(Job): Write out the data below in full. Keep it exact.

* Begin *

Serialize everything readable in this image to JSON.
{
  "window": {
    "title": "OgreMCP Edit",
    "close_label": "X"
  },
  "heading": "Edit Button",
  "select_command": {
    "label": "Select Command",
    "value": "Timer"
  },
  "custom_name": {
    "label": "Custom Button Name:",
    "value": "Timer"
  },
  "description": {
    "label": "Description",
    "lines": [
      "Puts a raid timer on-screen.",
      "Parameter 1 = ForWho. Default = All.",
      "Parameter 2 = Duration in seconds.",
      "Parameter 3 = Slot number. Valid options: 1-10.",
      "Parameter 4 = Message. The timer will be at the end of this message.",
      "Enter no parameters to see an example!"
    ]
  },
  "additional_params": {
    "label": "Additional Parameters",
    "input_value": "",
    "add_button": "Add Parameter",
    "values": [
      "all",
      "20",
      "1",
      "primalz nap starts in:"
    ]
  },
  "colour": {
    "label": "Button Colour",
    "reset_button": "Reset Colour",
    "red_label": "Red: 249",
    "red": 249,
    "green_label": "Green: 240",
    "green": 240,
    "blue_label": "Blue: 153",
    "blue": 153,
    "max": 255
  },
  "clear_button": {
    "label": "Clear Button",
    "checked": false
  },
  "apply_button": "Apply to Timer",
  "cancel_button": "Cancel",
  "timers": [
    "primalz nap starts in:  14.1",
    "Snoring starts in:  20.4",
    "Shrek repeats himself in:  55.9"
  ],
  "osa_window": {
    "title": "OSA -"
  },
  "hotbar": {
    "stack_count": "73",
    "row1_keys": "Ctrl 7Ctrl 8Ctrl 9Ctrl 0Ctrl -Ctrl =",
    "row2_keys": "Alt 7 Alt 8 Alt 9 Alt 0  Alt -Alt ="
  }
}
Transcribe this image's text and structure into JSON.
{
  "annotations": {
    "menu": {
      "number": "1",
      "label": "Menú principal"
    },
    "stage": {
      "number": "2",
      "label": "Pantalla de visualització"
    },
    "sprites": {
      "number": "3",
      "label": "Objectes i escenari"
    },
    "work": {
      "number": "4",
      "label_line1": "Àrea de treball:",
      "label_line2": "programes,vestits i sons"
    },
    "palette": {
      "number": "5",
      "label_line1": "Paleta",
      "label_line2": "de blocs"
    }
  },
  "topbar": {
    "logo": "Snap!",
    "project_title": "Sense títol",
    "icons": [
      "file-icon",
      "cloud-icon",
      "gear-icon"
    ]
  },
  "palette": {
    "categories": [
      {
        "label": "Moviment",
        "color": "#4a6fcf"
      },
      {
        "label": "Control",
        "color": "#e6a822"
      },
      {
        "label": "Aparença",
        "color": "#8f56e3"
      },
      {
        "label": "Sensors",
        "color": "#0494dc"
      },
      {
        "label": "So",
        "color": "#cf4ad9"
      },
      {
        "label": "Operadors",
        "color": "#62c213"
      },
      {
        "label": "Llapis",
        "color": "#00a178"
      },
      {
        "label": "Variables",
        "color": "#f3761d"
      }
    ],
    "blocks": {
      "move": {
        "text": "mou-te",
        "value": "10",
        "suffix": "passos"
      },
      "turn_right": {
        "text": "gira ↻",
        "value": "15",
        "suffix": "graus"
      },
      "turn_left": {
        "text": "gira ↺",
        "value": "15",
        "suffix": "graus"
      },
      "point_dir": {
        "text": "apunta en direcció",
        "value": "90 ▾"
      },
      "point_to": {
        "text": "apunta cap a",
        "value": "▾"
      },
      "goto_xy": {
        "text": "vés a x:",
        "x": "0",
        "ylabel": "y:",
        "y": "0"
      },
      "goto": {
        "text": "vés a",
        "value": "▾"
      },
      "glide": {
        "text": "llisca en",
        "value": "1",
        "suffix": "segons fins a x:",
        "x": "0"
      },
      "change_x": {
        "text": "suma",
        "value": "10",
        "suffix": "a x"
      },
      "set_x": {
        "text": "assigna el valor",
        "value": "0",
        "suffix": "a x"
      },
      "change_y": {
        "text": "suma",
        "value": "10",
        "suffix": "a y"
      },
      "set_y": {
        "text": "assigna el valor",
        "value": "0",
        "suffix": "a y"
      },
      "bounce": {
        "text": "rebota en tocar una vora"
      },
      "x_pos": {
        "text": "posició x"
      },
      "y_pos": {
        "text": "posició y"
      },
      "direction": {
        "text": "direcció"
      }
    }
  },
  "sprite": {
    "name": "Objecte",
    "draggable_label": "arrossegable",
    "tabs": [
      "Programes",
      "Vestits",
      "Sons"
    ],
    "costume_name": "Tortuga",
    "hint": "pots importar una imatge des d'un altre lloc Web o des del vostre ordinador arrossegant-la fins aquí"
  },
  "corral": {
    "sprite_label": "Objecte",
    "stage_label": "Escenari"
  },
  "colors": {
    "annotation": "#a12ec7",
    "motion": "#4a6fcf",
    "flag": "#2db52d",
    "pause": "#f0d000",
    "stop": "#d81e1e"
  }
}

* End *

(Complete answer):
Serialize everything readable in this image to JSON.
{
  "window": {
    "title": "OgreMCP Edit",
    "close_label": "X"
  },
  "heading": "Edit Button",
  "select_command": {
    "label": "Select Command",
    "value": "Timer"
  },
  "custom_name": {
    "label": "Custom Button Name:",
    "value": "Timer"
  },
  "description": {
    "label": "Description",
    "lines": [
      "Puts a raid timer on-screen.",
      "Parameter 1 = ForWho. Default = All.",
      "Parameter 2 = Duration in seconds.",
      "Parameter 3 = Slot number. Valid options: 1-10.",
      "Parameter 4 = Message. The timer will be at the end of this message.",
      "Enter no parameters to see an example!"
    ]
  },
  "additional_params": {
    "label": "Additional Parameters",
    "input_value": "",
    "add_button": "Add Parameter",
    "values": [
      "all",
      "20",
      "1",
      "primalz nap starts in:"
    ]
  },
  "colour": {
    "label": "Button Colour",
    "reset_button": "Reset Colour",
    "red_label": "Red: 249",
    "red": 249,
    "green_label": "Green: 240",
    "green": 240,
    "blue_label": "Blue: 153",
    "blue": 153,
    "max": 255
  },
  "clear_button": {
    "label": "Clear Button",
    "checked": false
  },
  "apply_button": "Apply to Timer",
  "cancel_button": "Cancel",
  "timers": [
    "primalz nap starts in:  14.1",
    "Snoring starts in:  20.4",
    "Shrek repeats himself in:  55.9"
  ],
  "osa_window": {
    "title": "OSA -"
  },
  "hotbar": {
    "stack_count": "73",
    "row1_keys": "Ctrl 7Ctrl 8Ctrl 9Ctrl 0Ctrl -Ctrl =",
    "row2_keys": "Alt 7 Alt 8 Alt 9 Alt 0  Alt -Alt ="
  }
}
Transcribe this image's text and structure into JSON.
{
  "annotations": {
    "menu": {
      "number": "1",
      "label": "Menú principal"
    },
    "stage": {
      "number": "2",
      "label": "Pantalla de visualització"
    },
    "sprites": {
      "number": "3",
      "label": "Objectes i escenari"
    },
    "work": {
      "number": "4",
      "label_line1": "Àrea de treball:",
      "label_line2": "programes,vestits i sons"
    },
    "palette": {
      "number": "5",
      "label_line1": "Paleta",
      "label_line2": "de blocs"
    }
  },
  "topbar": {
    "logo": "Snap!",
    "project_title": "Sense títol",
    "icons": [
      "file-icon",
      "cloud-icon",
      "gear-icon"
    ]
  },
  "palette": {
    "categories": [
      {
        "label": "Moviment",
        "color": "#4a6fcf"
      },
      {
        "label": "Control",
        "color": "#e6a822"
      },
      {
        "label": "Aparença",
        "color": "#8f56e3"
      },
      {
        "label": "Sensors",
        "color": "#0494dc"
      },
      {
        "label": "So",
        "color": "#cf4ad9"
      },
      {
        "label": "Operadors",
        "color": "#62c213"
      },
      {
        "label": "Llapis",
        "color": "#00a178"
      },
      {
        "label": "Variables",
        "color": "#f3761d"
      }
    ],
    "blocks": {
      "move": {
        "text": "mou-te",
        "value": "10",
        "suffix": "passos"
      },
      "turn_right": {
        "text": "gira ↻",
        "value": "15",
        "suffix": "graus"
      },
      "turn_left": {
        "text": "gira ↺",
        "value": "15",
        "suffix": "graus"
      },
      "point_dir": {
        "text": "apunta en direcció",
        "value": "90 ▾"
      },
      "point_to": {
        "text": "apunta cap a",
        "value": "▾"
      },
      "goto_xy": {
        "text": "vés a x:",
        "x": "0",
        "ylabel": "y:",
        "y": "0"
      },
      "goto": {
        "text": "vés a",
        "value": "▾"
      },
      "glide": {
        "text": "llisca en",
        "value": "1",
        "suffix": "segons fins a x:",
        "x": "0"
      },
      "change_x": {
        "text": "suma",
        "value": "10",
        "suffix": "a x"
      },
      "set_x": {
        "text": "assigna el valor",
        "value": "0",
        "suffix": "a x"
      },
      "change_y": {
        "text": "suma",
        "value": "10",
        "suffix": "a y"
      },
      "set_y": {
        "text": "assigna el valor",
        "value": "0",
        "suffix": "a y"
      },
      "bounce": {
        "text": "rebota en tocar una vora"
      },
      "x_pos": {
        "text": "posició x"
      },
      "y_pos": {
        "text": "posició y"
      },
      "direction": {
        "text": "direcció"
      }
    }
  },
  "sprite": {
    "name": "Objecte",
    "draggable_label": "arrossegable",
    "tabs": [
      "Programes",
      "Vestits",
      "Sons"
    ],
    "costume_name": "Tortuga",
    "hint": "pots importar una imatge des d'un altre lloc Web o des del vostre ordinador arrossegant-la fins aquí"
  },
  "corral": {
    "sprite_label": "Objecte",
    "stage_label": "Escenari"
  },
  "colors": {
    "annotation": "#a12ec7",
    "motion": "#4a6fcf",
    "flag": "#2db52d",
    "pause": "#f0d000",
    "stop": "#d81e1e"
  }
}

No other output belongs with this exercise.